## EXERCISE PROMPT
Copy the records below exactly as they appear.

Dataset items
──────────────────────────────
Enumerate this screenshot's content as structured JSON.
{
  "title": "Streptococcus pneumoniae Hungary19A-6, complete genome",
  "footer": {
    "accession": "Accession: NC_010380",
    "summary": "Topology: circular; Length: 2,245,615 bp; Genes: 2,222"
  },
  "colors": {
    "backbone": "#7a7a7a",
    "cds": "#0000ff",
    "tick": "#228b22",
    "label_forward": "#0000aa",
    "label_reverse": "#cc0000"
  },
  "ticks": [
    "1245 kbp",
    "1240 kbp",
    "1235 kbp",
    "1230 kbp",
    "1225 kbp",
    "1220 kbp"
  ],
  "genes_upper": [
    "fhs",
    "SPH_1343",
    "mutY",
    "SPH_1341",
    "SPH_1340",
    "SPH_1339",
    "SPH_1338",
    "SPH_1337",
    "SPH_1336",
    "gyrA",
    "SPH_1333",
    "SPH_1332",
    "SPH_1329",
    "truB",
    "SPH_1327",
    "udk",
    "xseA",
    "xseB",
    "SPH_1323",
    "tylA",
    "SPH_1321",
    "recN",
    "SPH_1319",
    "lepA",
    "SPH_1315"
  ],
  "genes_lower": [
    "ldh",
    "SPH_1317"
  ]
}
──────────────────────────────
## ANSWER BELOW
Enumerate this screenshot's content as structured JSON.
{
  "title": "Streptococcus pneumoniae Hungary19A-6, complete genome",
  "footer": {
    "accession": "Accession: NC_010380",
    "summary": "Topology: circular; Length: 2,245,615 bp; Genes: 2,222"
  },
  "colors": {
    "backbone": "#7a7a7a",
    "cds": "#0000ff",
    "tick": "#228b22",
    "label_forward": "#0000aa",
    "label_reverse": "#cc0000"
  },
  "ticks": [
    "1245 kbp",
    "1240 kbp",
    "1235 kbp",
    "1230 kbp",
    "1225 kbp",
    "1220 kbp"
  ],
  "genes_upper": [
    "fhs",
    "SPH_1343",
    "mutY",
    "SPH_1341",
    "SPH_1340",
    "SPH_1339",
    "SPH_1338",
    "SPH_1337",
    "SPH_1336",
    "gyrA",
    "SPH_1333",
    "SPH_1332",
    "SPH_1329",
    "truB",
    "SPH_1327",
    "udk",
    "xseA",
    "xseB",
    "SPH_1323",
    "tylA",
    "SPH_1321",
    "recN",
    "SPH_1319",
    "lepA",
    "SPH_1315"
  ],
  "genes_lower": [
    "ldh",
    "SPH_1317"
  ]
}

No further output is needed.